Given problem: The text below, on the Lord knowing the godly and the unjust, encloses several passages in quotation marks. List every one of these quoted passages.

Provided text:
┌────────

11. It may sometimes come as a great comfort to us that the Lord knows the godly when they do not know themselves. I have heard some of God’s people speak as though this were not possible, but I boldly assert it from my own observation of hundreds of those who truly love the Lord. We may sometimes be so beset with temptations, and our spirit may so sink within us, that we may have to stand in doubt concerning our own salvation, and say, “Am I really the Lord’s, or am I not?” There are times when we have to hear the question from our own conscience; and why should we not hear it from our own conscience, since Peter heard it from his Master’s own lips, “Simon, son of Jonas, do you love me?” I would like to say to you, with the poet Cowper, —

    Come, then, — a still small whisper in your ear, —
    He has no hope who never had a fear
    And he who never doubted of his state,
    He may, perhaps, — perhaps he may — too late.

It is not a bad thing to go and search to the very foundations to see whether there is peace between God and your soul or not. Some of the best of the Lord’s servants have had to go through the valley of the shadow of death, where the voice of the evil spirit has been louder in their ears than the whisper of their own faith, and they have had to stand still in utter bewilderment. They could not get their sword out of its sheath; or if they could, they were unable to use it, for it seemed as if the enemy could not be touched by their sword. The only weapon they could handle was the weapon of All-Prayer, as they cried out in their anguish, “My God, my God, why have you forsaken me?” Now remember, when you do not know yourself to be godly, God knows you. Here is the comfort for our hearts, “The Lord knows the godly.” He knows both them and their way, but the way of the ungodly shall perish.

12. Just as this is true about the godly, so it is most solemnly certain concerning the ungodly. The Lord knows the unjust, that is to say, despite their loud pretensions of piety, the Lord knows that they are really ungodly. They have joined the church, they wear the name of Christian, they are even honoured among Christian men; but the Lord knows the unjust, no garb of religion can conceal their wickedness, no form of pious speech can hide the insincerity of their hearts. Oh, should there be any such here, may this flash of light go right through them! The Lord knows the unjust, whatever they may pretend to be.

13. He knows them also notwithstanding their great possessions. “I have seen the wicked in great power, and spreading himself like a green bay tree”; and many a hollow profession has been gilded over with riches, and because the man was well-to-do they thought that he must be doing well, — two very different things, however. But God can read us through and through. If we climbed to a throne, he would discern the state of our heart even there; and if we had the acclamations of a nation for our devotion and piety, he would discover us even then, for all things are naked and open to the eyes of him with whom we have to deal. Let this not be forgotten by any one of us, let us not try to deceive the Lord, but let everything be open and above-board before him. There should be in us all the strictest truthfulness; I am afraid that there is a tinge of hypocrisy even in the most gracious. May God take it away from us, and let us walk in the light as he is in the light, while the blood of Jesus Christ his Son still cleanses us from all sin, for we shall still need it!

└────────

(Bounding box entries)
┌────────

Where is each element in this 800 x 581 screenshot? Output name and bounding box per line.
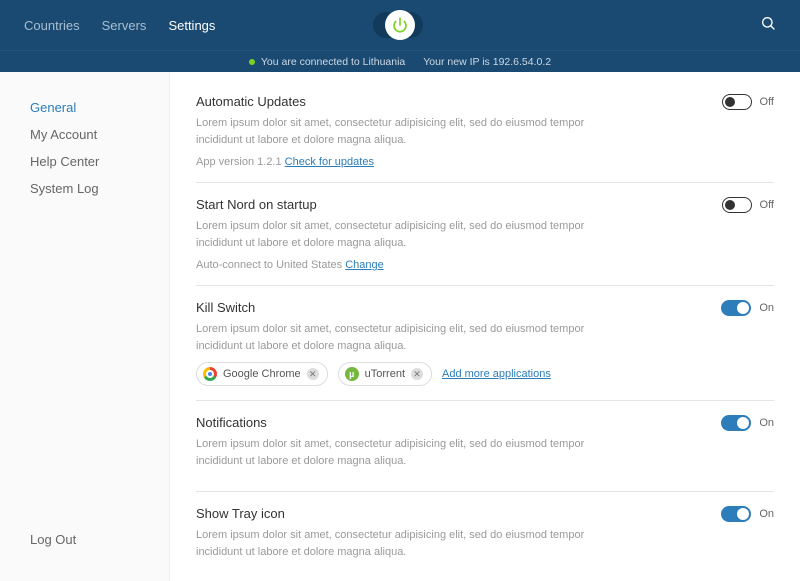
switch-icon[interactable] (722, 197, 752, 213)
ip-value: 192.6.54.0.2 (493, 56, 551, 68)
connection-status: You are connected to Lithuania (249, 56, 405, 68)
toggle-kill-switch[interactable]: On (721, 300, 774, 316)
utorrent-icon: µ (345, 367, 359, 381)
switch-icon[interactable] (721, 506, 751, 522)
chip-label: Google Chrome (223, 368, 301, 380)
check-for-updates-link[interactable]: Check for updates (285, 156, 374, 168)
section-description: Lorem ipsum dolor sit amet, consectetur … (196, 321, 596, 354)
section-title: Automatic Updates (196, 94, 774, 109)
section-description: Lorem ipsum dolor sit amet, consectetur … (196, 218, 596, 251)
ip-status: Your new IP is 192.6.54.0.2 (423, 56, 551, 68)
sidebar-item-general[interactable]: General (30, 94, 169, 121)
chip-label: uTorrent (365, 368, 405, 380)
toggle-state-label: On (759, 417, 774, 429)
top-navigation-bar: Countries Servers Settings (0, 0, 800, 50)
toggle-state-label: On (759, 302, 774, 314)
connection-power-toggle[interactable] (385, 10, 415, 40)
section-description: Lorem ipsum dolor sit amet, consectetur … (196, 115, 596, 148)
sidebar-item-help-center[interactable]: Help Center (30, 148, 169, 175)
search-button[interactable] (760, 15, 776, 36)
chrome-icon (203, 367, 217, 381)
tab-servers[interactable]: Servers (102, 18, 147, 33)
toggle-automatic-updates[interactable]: Off (722, 94, 774, 110)
sidebar-item-system-log[interactable]: System Log (30, 175, 169, 202)
logout-button[interactable]: Log Out (30, 524, 169, 565)
section-title: Show Tray icon (196, 506, 774, 521)
toggle-notifications[interactable]: On (721, 415, 774, 431)
sidebar-item-my-account[interactable]: My Account (30, 121, 169, 148)
section-automatic-updates: Off Automatic Updates Lorem ipsum dolor … (196, 90, 774, 183)
section-notifications: On Notifications Lorem ipsum dolor sit a… (196, 401, 774, 492)
auto-connect-line: Auto-connect to United States Change (196, 259, 774, 271)
switch-icon[interactable] (722, 94, 752, 110)
section-start-on-startup: Off Start Nord on startup Lorem ipsum do… (196, 183, 774, 286)
section-description: Lorem ipsum dolor sit amet, consectetur … (196, 527, 596, 560)
chip-remove-button[interactable]: ✕ (307, 368, 319, 380)
toggle-state-label: On (759, 508, 774, 520)
switch-icon[interactable] (721, 415, 751, 431)
section-title: Kill Switch (196, 300, 774, 315)
status-dot-icon (249, 59, 255, 65)
toggle-state-label: Off (760, 199, 774, 211)
main-tabs: Countries Servers Settings (24, 18, 215, 33)
chip-utorrent: µ uTorrent ✕ (338, 362, 432, 386)
change-autoconnect-link[interactable]: Change (345, 259, 384, 271)
section-description: Lorem ipsum dolor sit amet, consectetur … (196, 436, 596, 469)
switch-icon[interactable] (721, 300, 751, 316)
tab-settings[interactable]: Settings (168, 18, 215, 33)
chip-google-chrome: Google Chrome ✕ (196, 362, 328, 386)
section-kill-switch: On Kill Switch Lorem ipsum dolor sit ame… (196, 286, 774, 401)
search-icon (760, 15, 776, 31)
status-bar: You are connected to Lithuania Your new … (0, 50, 800, 72)
add-more-applications-link[interactable]: Add more applications (442, 368, 551, 380)
toggle-start-on-startup[interactable]: Off (722, 197, 774, 213)
chip-remove-button[interactable]: ✕ (411, 368, 423, 380)
app-version-line: App version 1.2.1 Check for updates (196, 156, 774, 168)
toggle-state-label: Off (760, 96, 774, 108)
power-icon (392, 17, 408, 33)
kill-switch-app-chips: Google Chrome ✕ µ uTorrent ✕ Add more ap… (196, 362, 774, 386)
section-title: Start Nord on startup (196, 197, 774, 212)
section-show-tray-icon: On Show Tray icon Lorem ipsum dolor sit … (196, 492, 774, 581)
power-button[interactable] (385, 10, 415, 40)
settings-main-panel: Off Automatic Updates Lorem ipsum dolor … (170, 72, 800, 581)
toggle-show-tray-icon[interactable]: On (721, 506, 774, 522)
tab-countries[interactable]: Countries (24, 18, 80, 33)
settings-sidebar: General My Account Help Center System Lo… (0, 72, 170, 581)
section-title: Notifications (196, 415, 774, 430)
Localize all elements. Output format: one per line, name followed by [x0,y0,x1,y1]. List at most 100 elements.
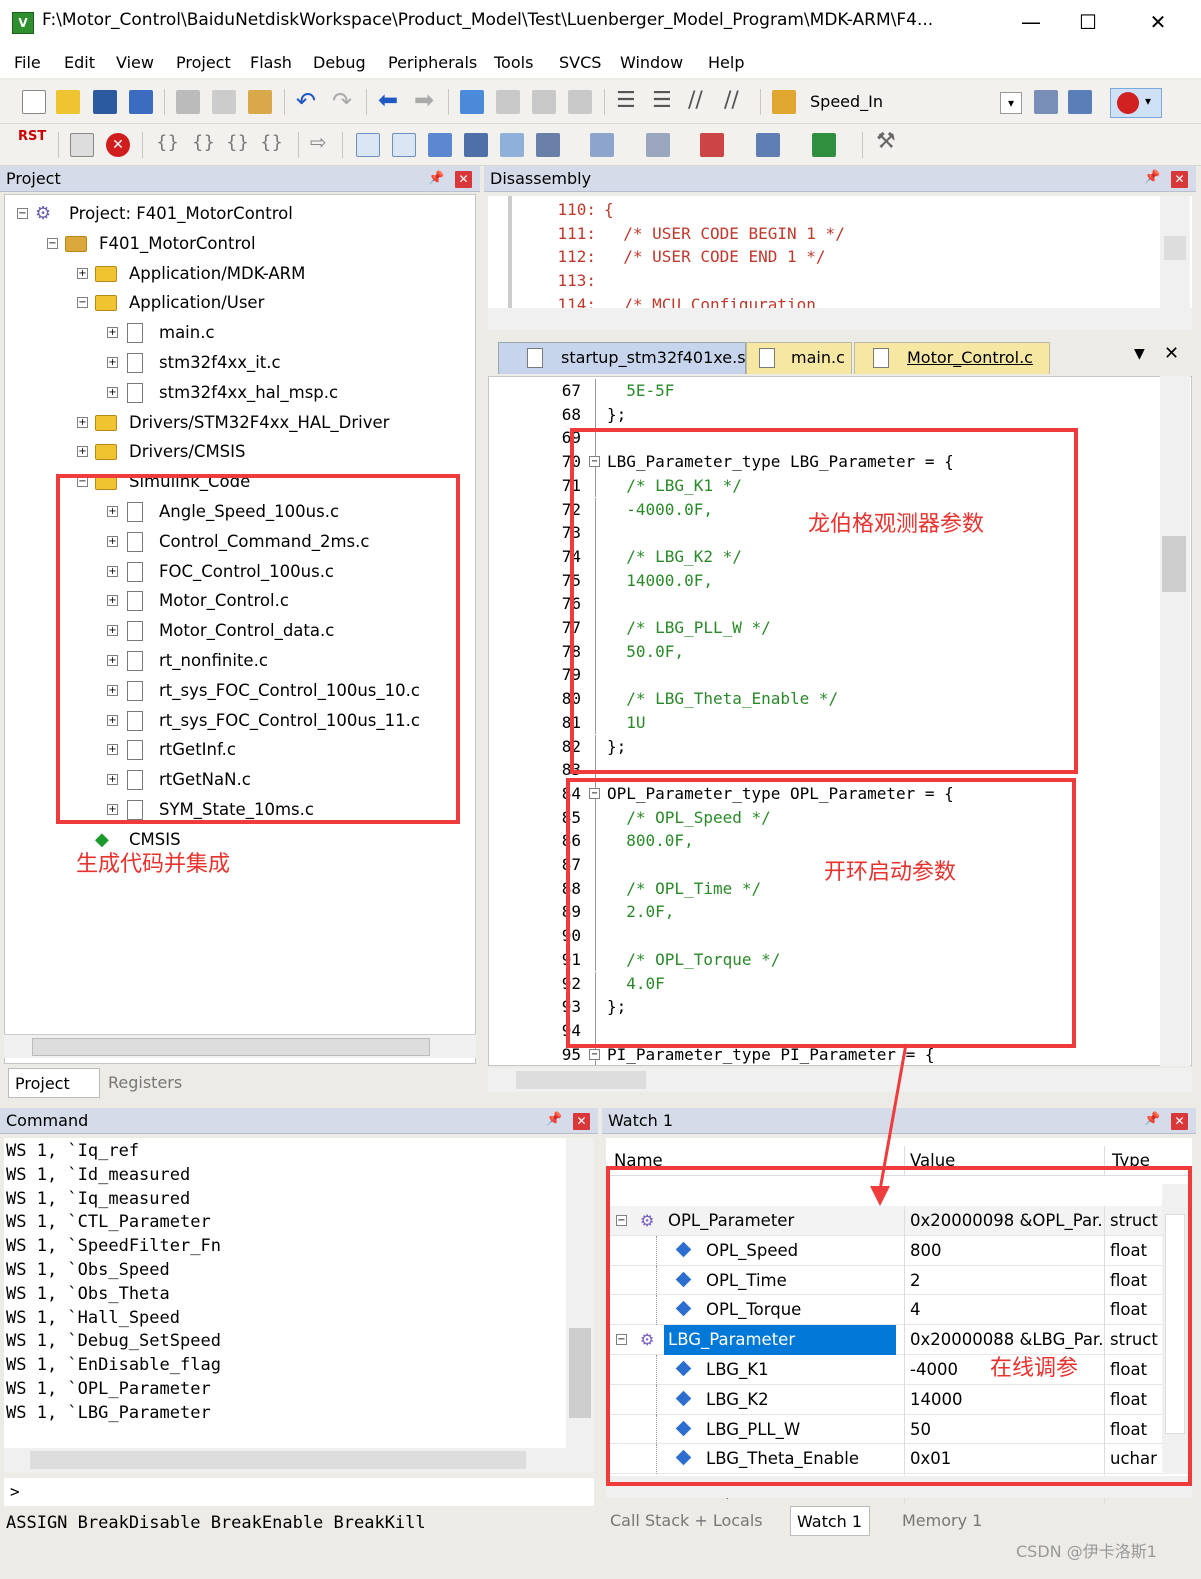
navigate-forward-icon[interactable]: ➡ [414,86,434,114]
expand-toggle-icon[interactable]: − [77,297,88,309]
tree-item[interactable]: + stm32f4xx_it.c [5,348,475,378]
target-combo[interactable]: Speed_In [810,92,883,111]
minimize-button[interactable]: — [1001,6,1061,40]
stop-icon[interactable]: ✕ [106,133,130,157]
indent-icon[interactable]: ☰ [616,88,636,113]
tab-watch1[interactable]: Watch 1 [790,1506,870,1536]
editor-close-icon[interactable]: ✕ [1164,343,1179,364]
new-file-icon[interactable] [22,90,46,114]
menu-project[interactable]: Project [176,53,231,72]
scroll-thumb[interactable] [1162,536,1186,592]
tab-startup[interactable]: startup_stm32f401xe.s [498,342,746,374]
tree-item[interactable]: + Drivers/STM32F4xx_HAL_Driver [5,408,475,438]
open-folder-icon[interactable] [56,90,80,114]
menu-help[interactable]: Help [708,53,744,72]
tree-item[interactable]: + Drivers/CMSIS [5,437,475,467]
editor-hscroll[interactable] [488,1068,1192,1092]
menu-flash[interactable]: Flash [250,53,292,72]
command-close-button[interactable]: ✕ [573,1113,590,1130]
project-panel-close-button[interactable]: ✕ [455,171,472,188]
menu-peripherals[interactable]: Peripherals [388,53,477,72]
project-hscroll[interactable] [4,1034,476,1058]
tab-call-stack[interactable]: Call Stack + Locals [610,1506,763,1536]
tab-list-dropdown-icon[interactable]: ▼ [1134,346,1145,362]
expand-toggle-icon[interactable]: + [107,386,118,398]
clear-bookmarks-icon[interactable] [568,90,592,114]
save-icon[interactable] [93,90,117,114]
expand-toggle-icon[interactable]: + [107,357,118,368]
tab-registers[interactable]: Registers [108,1068,182,1098]
menu-file[interactable]: File [14,53,41,72]
redo-icon[interactable]: ↷ [332,87,352,115]
cut-icon[interactable] [176,90,200,114]
menu-svcs[interactable]: SVCS [559,53,601,72]
paste-icon[interactable] [248,90,272,114]
tree-item[interactable]: − Application/User [5,288,475,318]
show-next-statement-icon[interactable]: ⇨ [310,130,327,154]
close-button[interactable]: ✕ [1128,6,1188,40]
analysis-window-icon[interactable] [700,133,724,157]
command-vscroll[interactable] [566,1138,594,1448]
editor-vscroll[interactable] [1160,376,1190,1066]
tree-item[interactable]: − F401_MotorControl [5,229,475,259]
fold-toggle-icon[interactable]: − [589,1048,600,1060]
comment-icon[interactable]: // [688,88,703,113]
save-all-icon[interactable] [129,90,153,114]
toolbox-icon[interactable]: ⚒ [876,129,896,154]
run-to-cursor-icon[interactable]: {} [260,132,283,153]
menu-tools[interactable]: Tools [494,53,533,72]
expand-toggle-icon[interactable]: + [77,267,88,279]
debug-settings-icon[interactable] [1068,90,1092,114]
pin-icon[interactable]: 📌 [1144,171,1160,185]
find-icon[interactable] [1034,90,1058,114]
debug-session-button[interactable]: ▾ [1110,88,1162,118]
tree-item[interactable]: − ⚙ Project: F401_MotorControl [5,199,475,229]
next-bookmark-icon[interactable] [532,90,556,114]
prev-bookmark-icon[interactable] [496,90,520,114]
expand-toggle-icon[interactable]: + [77,446,88,458]
scroll-thumb[interactable] [1164,236,1186,260]
disassembly-hscroll[interactable] [488,308,1192,330]
scroll-thumb[interactable] [30,1451,526,1469]
serial-window-icon[interactable] [646,133,670,157]
reset-icon[interactable]: RST [18,130,46,144]
symbols-window-icon[interactable] [428,133,452,157]
scroll-thumb[interactable] [569,1328,591,1418]
find-in-files-icon[interactable] [772,90,796,114]
registers-window-icon[interactable] [464,133,488,157]
tree-item[interactable]: + Application/MDK-ARM [5,259,475,289]
pin-icon[interactable]: 📌 [1144,1113,1160,1127]
expand-toggle-icon[interactable]: + [107,327,118,339]
disassembly-close-button[interactable]: ✕ [1171,171,1188,188]
tab-motor-control[interactable]: Motor_Control.c [854,342,1050,374]
tree-item[interactable]: + stm32f4xx_hal_msp.c [5,378,475,408]
trace-window-icon[interactable] [756,133,780,157]
scroll-thumb[interactable] [516,1071,646,1089]
pin-icon[interactable]: 📌 [428,172,444,186]
command-input[interactable]: > [4,1478,594,1506]
maximize-button[interactable]: ☐ [1058,6,1118,40]
undo-icon[interactable]: ↶ [296,87,316,115]
call-stack-window-icon[interactable] [500,133,524,157]
bookmark-icon[interactable] [460,90,484,114]
tab-main[interactable]: main.c [746,342,852,374]
menu-view[interactable]: View [116,53,154,72]
expand-toggle-icon[interactable]: + [77,416,88,428]
memory-window-icon[interactable] [590,133,614,157]
menu-debug[interactable]: Debug [313,53,366,72]
disassembly-window-icon[interactable] [392,133,416,157]
command-hscroll[interactable] [4,1448,594,1472]
pin-icon[interactable]: 📌 [546,1113,562,1127]
navigate-back-icon[interactable]: ⬅ [378,86,398,114]
watch-window-icon[interactable] [536,133,560,157]
expand-toggle-icon[interactable]: − [47,237,58,249]
copy-icon[interactable] [212,90,236,114]
step-icon[interactable]: {} [156,132,179,153]
unindent-icon[interactable]: ☰ [652,88,672,113]
scroll-thumb[interactable] [32,1038,430,1056]
watch-close-button[interactable]: ✕ [1171,1113,1188,1130]
uncomment-icon[interactable]: // [724,88,739,113]
run-icon[interactable] [70,133,94,157]
tab-memory1[interactable]: Memory 1 [902,1506,982,1536]
system-viewer-icon[interactable] [812,133,836,157]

└────────

Solution for this problem:
1. "Am I really the Lord’s, or am I not?"
2. "Simon, son of Jonas, do you love me?"
3. "My God, my God, why have you forsaken me?"
4. "The Lord knows the godly."
5. "I have seen the wicked in great power, and spreading himself like a green bay tree"